Reproduce the listing below exactly, minus its pictures.

+++ Material provided

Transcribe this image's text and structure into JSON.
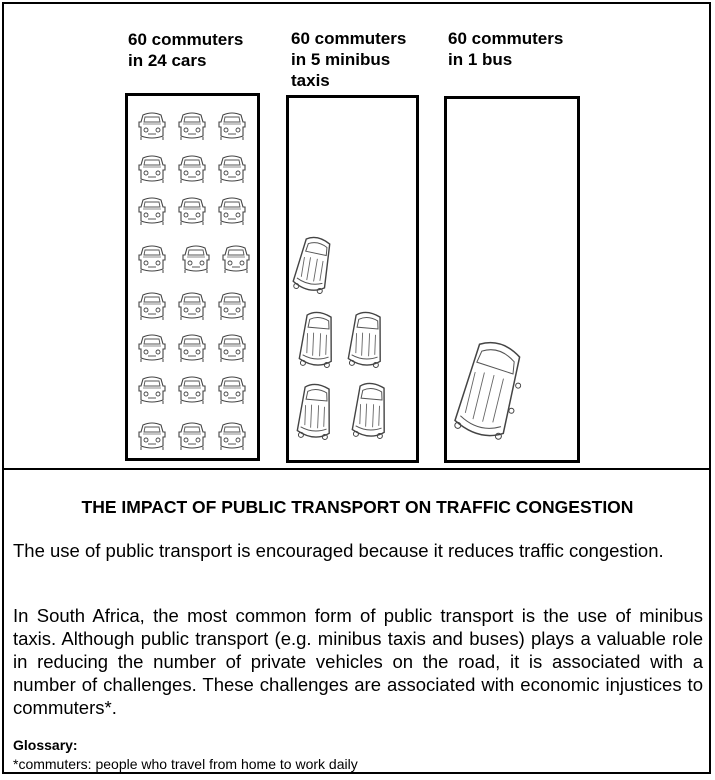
{
  "diagram": {
    "columns": [
      {
        "label": "60 commuters\nin 24 cars",
        "vehicle_icon": "car-icon",
        "vehicle_count": 24
      },
      {
        "label": "60 commuters\nin 5 minibus\ntaxis",
        "vehicle_icon": "minibus-icon",
        "vehicle_count": 5
      },
      {
        "label": "60 commuters\nin 1 bus",
        "vehicle_icon": "bus-icon",
        "vehicle_count": 1
      }
    ]
  },
  "article": {
    "title": "THE IMPACT OF PUBLIC TRANSPORT ON TRAFFIC CONGESTION",
    "paragraphs": [
      "The use of public transport is encouraged because it reduces traffic congestion.",
      "In South Africa, the most common form of public transport is the use of minibus taxis. Although public transport (e.g. minibus taxis and buses) plays a valuable role in reducing the number of private vehicles on the road, it is associated with a number of challenges. These challenges are associated with economic injustices to commuters*."
    ],
    "glossary_title": "Glossary:",
    "glossary_definition": "*commuters: people who travel from home to work daily"
  }
}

++++++

> [Output]:
Transcribe this image's text and structure into JSON.
{
  "diagram": {
    "columns": [
      {
        "label": "60 commuters\nin 24 cars",
        "vehicle_icon": "car-icon",
        "vehicle_count": 24
      },
      {
        "label": "60 commuters\nin 5 minibus\ntaxis",
        "vehicle_icon": "minibus-icon",
        "vehicle_count": 5
      },
      {
        "label": "60 commuters\nin 1 bus",
        "vehicle_icon": "bus-icon",
        "vehicle_count": 1
      }
    ]
  },
  "article": {
    "title": "THE IMPACT OF PUBLIC TRANSPORT ON TRAFFIC CONGESTION",
    "paragraphs": [
      "The use of public transport is encouraged because it reduces traffic congestion.",
      "In South Africa, the most common form of public transport is the use of minibus taxis. Although public transport (e.g. minibus taxis and buses) plays a valuable role in reducing the number of private vehicles on the road, it is associated with a number of challenges. These challenges are associated with economic injustices to commuters*."
    ],
    "glossary_title": "Glossary:",
    "glossary_definition": "*commuters: people who travel from home to work daily"
  }
}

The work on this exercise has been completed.